Editorial – Rappers have been stepping up in 2020.
Everyone from Nas to Lil Baby to Wale has been using their music as a platform to speak on the pandemic, protests and politics of this long, hot summer. It’s a reminder Hip Hop is the music of the people. Rappers stand with their listeners, relating to their experiences with their own struggles.
And then there’s Drake.
While he’s been commendably outspoken about the police killing of George Floyd, his latest cut marks him decidedly tone deaf to the realities of a life-altering, global pandemic.
DJ Khaled and Drake dropped “Popstar” and “Greece” on Friday (July 17). These joints are nothing new from Drake, who has been coasting on his crowd-pleasing crooning ability and crossover appeal for years now. They’re a pair of smooth, “cute” songs that will be streamed endlessly by college kids and Drizzy stans. Stripped of context, these are inoffensive tracks that paradoxically prove Drake’s staying power while also underscoring how nonchalantly contrived his music has become.
However, considering the context of a pandemic the The New York Times says has claimed over 139,000 lives in the U.S. alone, “Greece” once again reveals the rapper-singer to be self-indulgent and obtuse without a trace of irony.
The premise of the song is simple: Drake invites a nameless lady friend to swim off the shores of Santorini with him, all the while surely impressing her with his bags of cash, speedboats and Jeep. (That’s right, his Jeep.)
While some might argue Drake is indulging us lucky listeners in a fantasy to wash away our fears about a dangerous virus that’s sweeping the globe, the reality is this song is more out of place right now than Kenny Chesney at a DaBaby show.
“Come with me, leave all of your things, yeah/We can stop at Gucci, stop at Louis V, yeah/Come with me, fly you out to Greece/Full speed, survoler Paris, yeah,” Drake sings on the hook.
Let’s forget about the fact Drake is shamelessly pandering to the lowest common denominator of the music listener, as evident in his exhausted references to Gucci and Louis Vuitton. I won’t even delve into how Drake is name-checking a brand that caught heat for releasing a sweater that mimicked blackface. Instead, let’s focus on how his supposedly female-friendly lyrics are just a thin veil for his self-congratulating mindset and blatant narcissism.
How else do you explain dropping a song like this right now? Maybe Drake hasn’t checked the news lately but flying over Paris? Not possible (with few exceptions) for those living in America right now.
Hell, even interstate travel is limited and discouraged. What a time to be alive.
But hey, he’s Drake. He’s the one who plays border patrol, remember? He’ll go where ever he damn well pleases, whether it’s to Europe or just for a run around his lavish Hidden Hills neighborhood.

- **Data listing**:
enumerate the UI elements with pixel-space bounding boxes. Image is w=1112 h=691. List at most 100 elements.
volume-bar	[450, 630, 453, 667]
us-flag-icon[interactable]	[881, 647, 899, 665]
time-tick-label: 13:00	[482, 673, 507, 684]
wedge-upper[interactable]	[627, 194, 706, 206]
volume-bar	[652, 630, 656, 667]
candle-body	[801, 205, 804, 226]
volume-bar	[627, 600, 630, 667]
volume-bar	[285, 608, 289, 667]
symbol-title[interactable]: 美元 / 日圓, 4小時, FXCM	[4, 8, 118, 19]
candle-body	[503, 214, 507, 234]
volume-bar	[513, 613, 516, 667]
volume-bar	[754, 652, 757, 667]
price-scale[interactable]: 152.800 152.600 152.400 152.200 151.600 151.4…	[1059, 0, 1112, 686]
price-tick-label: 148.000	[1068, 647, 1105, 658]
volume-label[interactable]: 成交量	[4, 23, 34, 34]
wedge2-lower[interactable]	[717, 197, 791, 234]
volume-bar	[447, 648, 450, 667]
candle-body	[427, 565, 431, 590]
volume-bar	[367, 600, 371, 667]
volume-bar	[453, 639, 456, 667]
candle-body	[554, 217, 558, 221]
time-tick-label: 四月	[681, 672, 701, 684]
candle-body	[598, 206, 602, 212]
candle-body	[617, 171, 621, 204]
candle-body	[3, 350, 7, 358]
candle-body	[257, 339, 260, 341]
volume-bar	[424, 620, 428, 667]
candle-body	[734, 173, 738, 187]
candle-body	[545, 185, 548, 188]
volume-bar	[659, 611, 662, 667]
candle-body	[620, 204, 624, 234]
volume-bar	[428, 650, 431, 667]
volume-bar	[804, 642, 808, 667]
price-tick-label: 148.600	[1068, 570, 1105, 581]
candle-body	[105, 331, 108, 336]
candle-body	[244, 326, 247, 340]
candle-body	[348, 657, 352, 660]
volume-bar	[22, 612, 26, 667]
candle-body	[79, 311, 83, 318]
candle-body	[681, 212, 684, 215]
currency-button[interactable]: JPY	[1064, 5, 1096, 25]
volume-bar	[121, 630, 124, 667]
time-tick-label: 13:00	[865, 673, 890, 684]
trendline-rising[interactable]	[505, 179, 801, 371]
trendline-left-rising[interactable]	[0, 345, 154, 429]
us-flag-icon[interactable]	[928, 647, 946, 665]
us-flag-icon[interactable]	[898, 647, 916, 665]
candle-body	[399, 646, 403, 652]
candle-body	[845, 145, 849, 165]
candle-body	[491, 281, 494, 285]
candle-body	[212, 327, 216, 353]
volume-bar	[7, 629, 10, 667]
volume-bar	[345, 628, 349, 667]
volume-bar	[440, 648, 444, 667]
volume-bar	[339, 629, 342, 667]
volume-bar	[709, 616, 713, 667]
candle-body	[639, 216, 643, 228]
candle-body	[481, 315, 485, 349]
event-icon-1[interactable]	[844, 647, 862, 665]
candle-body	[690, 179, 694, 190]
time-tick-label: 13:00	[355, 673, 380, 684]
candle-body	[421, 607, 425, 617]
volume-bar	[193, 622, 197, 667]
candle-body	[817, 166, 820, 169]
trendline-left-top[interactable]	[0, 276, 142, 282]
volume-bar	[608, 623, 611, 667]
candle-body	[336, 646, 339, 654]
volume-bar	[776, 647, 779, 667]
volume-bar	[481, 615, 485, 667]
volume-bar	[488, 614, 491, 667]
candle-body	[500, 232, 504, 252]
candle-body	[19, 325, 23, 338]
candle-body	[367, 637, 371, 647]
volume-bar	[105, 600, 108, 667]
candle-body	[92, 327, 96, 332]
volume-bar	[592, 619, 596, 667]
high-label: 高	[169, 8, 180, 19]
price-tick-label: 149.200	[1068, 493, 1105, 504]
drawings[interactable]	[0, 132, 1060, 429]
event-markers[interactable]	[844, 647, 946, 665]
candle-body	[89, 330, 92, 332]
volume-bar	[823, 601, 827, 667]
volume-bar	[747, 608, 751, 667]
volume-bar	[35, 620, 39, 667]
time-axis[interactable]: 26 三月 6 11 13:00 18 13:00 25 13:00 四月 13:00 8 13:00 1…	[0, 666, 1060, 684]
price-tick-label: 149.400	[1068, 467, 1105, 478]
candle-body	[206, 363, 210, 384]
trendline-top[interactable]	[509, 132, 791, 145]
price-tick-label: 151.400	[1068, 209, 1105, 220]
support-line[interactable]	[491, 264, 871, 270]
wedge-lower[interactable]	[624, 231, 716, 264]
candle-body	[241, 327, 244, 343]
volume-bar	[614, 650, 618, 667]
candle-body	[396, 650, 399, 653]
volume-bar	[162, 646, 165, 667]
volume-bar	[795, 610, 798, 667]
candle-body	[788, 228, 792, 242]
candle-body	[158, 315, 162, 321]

- **Work instruction 1**:
Name the rappers the editorial cites as using their music to speak on the pandemic, protests and politics.
- **Work instruction 2**:
Summarize the editorial in two sentences.
- **Work instruction 3**:
Output the editorial's wording word for word, starting with "But hey, he’s" and going on through "Hidden Hills neighborhood.".
The material has no connection to the editorial.

- **Response area 1**:
Nas, Lil Baby, Wale

- **Response area 2**:
The editorial contrasts rappers like Nas, Lil Baby and Wale, who have used their music in 2020 to address the pandemic, protests and politics, with Drake, whose new song "Greece" with DJ Khaled it calls tone deaf to the realities of the pandemic. It criticizes the song's fantasy of flying a woman to Greece and stopping at Gucci and Louis Vuitton as self-indulgent and narcissistic at a time when even interstate travel is limited and discouraged.

- **Response area 3**:
But hey, he’s Drake. He’s the one who plays border patrol, remember? He’ll go where ever he damn well pleases, whether it’s to Europe or just for a run around his lavish Hidden Hills neighborhood.